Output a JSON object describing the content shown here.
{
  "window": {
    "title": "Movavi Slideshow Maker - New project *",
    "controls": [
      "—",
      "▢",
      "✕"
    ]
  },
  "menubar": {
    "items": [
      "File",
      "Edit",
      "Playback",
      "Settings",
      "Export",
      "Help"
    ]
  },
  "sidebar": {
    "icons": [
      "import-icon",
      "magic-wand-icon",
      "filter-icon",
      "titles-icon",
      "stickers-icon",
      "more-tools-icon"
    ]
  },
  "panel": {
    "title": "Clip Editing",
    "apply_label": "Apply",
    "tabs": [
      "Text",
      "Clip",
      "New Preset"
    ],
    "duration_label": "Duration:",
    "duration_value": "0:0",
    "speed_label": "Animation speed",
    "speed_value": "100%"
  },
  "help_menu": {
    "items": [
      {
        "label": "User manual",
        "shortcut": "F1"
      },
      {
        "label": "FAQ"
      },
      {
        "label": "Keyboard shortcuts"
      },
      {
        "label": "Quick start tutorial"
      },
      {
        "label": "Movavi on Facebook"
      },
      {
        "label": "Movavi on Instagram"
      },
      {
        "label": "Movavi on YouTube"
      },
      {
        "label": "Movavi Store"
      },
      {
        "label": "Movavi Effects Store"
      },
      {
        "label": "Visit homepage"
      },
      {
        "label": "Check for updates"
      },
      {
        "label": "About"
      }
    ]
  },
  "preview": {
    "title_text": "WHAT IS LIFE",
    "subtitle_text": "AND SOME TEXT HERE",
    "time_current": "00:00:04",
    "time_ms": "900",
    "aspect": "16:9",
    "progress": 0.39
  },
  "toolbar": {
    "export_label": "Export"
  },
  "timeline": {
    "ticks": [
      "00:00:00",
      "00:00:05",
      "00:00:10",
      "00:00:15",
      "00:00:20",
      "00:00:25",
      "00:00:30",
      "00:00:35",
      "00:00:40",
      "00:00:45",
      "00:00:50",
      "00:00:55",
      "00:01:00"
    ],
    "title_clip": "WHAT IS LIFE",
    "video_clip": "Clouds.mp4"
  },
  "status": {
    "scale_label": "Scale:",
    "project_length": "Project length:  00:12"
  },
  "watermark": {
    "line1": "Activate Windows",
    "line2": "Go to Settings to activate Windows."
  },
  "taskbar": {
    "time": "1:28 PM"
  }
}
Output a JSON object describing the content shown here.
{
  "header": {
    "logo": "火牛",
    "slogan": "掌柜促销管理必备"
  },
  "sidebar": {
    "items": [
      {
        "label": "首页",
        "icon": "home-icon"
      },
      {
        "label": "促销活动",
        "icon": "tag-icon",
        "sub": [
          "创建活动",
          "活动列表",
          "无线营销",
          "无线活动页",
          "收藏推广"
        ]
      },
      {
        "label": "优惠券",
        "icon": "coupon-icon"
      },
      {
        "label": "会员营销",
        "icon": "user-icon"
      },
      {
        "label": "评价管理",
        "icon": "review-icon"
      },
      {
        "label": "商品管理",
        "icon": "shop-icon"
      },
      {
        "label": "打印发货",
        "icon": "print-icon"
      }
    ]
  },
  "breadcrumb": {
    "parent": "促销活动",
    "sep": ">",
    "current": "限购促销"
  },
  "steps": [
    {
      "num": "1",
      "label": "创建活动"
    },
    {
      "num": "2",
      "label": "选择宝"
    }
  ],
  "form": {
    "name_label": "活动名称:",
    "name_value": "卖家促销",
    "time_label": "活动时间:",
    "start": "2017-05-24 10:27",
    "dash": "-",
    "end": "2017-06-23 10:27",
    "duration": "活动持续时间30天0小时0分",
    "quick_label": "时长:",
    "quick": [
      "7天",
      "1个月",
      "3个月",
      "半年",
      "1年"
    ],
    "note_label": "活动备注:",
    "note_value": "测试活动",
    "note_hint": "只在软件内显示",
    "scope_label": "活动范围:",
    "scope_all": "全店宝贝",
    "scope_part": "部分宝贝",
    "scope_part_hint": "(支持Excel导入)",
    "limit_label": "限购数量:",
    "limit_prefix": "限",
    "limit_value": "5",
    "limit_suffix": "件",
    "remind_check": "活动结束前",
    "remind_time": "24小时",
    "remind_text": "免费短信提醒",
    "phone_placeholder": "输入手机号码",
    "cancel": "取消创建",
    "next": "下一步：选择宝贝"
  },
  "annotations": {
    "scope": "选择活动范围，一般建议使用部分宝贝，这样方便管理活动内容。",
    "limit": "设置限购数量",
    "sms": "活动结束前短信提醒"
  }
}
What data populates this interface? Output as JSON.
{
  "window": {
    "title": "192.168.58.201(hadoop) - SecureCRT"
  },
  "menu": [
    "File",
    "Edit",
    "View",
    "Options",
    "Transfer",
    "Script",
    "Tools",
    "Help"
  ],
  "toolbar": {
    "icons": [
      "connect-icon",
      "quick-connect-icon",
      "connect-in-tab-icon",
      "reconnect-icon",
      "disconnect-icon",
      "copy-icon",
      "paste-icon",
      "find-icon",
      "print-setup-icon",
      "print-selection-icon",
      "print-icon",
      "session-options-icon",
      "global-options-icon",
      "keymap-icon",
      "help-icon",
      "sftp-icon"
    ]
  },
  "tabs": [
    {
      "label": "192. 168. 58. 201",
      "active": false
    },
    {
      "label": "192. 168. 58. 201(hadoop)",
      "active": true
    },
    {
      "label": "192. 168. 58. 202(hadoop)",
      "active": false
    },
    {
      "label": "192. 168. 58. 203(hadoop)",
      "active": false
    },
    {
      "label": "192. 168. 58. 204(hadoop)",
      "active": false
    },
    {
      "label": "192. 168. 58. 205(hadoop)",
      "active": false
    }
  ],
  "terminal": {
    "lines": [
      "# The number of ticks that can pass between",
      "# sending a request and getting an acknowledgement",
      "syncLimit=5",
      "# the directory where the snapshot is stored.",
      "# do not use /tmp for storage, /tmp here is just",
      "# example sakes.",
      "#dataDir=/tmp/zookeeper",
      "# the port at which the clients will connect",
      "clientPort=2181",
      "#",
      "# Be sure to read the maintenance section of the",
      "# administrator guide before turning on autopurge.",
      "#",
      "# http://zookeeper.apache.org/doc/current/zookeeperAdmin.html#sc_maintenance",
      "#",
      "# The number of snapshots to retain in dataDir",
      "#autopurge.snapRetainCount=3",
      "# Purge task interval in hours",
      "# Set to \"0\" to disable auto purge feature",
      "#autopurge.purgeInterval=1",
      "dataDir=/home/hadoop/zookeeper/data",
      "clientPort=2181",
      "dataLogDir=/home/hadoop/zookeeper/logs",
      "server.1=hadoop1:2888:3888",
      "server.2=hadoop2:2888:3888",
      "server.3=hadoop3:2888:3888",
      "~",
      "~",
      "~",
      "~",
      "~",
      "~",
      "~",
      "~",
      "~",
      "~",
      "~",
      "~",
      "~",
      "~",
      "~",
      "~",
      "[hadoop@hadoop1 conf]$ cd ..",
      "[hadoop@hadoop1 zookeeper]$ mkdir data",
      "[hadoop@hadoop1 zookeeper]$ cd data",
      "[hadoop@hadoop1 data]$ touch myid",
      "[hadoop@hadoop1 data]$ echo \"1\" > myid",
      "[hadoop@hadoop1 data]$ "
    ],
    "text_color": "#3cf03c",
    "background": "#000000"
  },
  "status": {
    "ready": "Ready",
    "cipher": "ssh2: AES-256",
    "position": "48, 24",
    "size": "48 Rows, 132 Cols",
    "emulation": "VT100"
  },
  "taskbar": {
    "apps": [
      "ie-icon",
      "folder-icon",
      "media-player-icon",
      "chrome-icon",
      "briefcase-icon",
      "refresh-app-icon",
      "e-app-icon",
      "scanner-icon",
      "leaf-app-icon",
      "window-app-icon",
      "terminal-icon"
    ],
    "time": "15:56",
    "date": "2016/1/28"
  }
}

+ + + +

◆ What the exercise asks: Identify and copy the lines holding the word "ticks".

◆ Exercise answer:
    "ticks": [
      "# The number of ticks that can pass between",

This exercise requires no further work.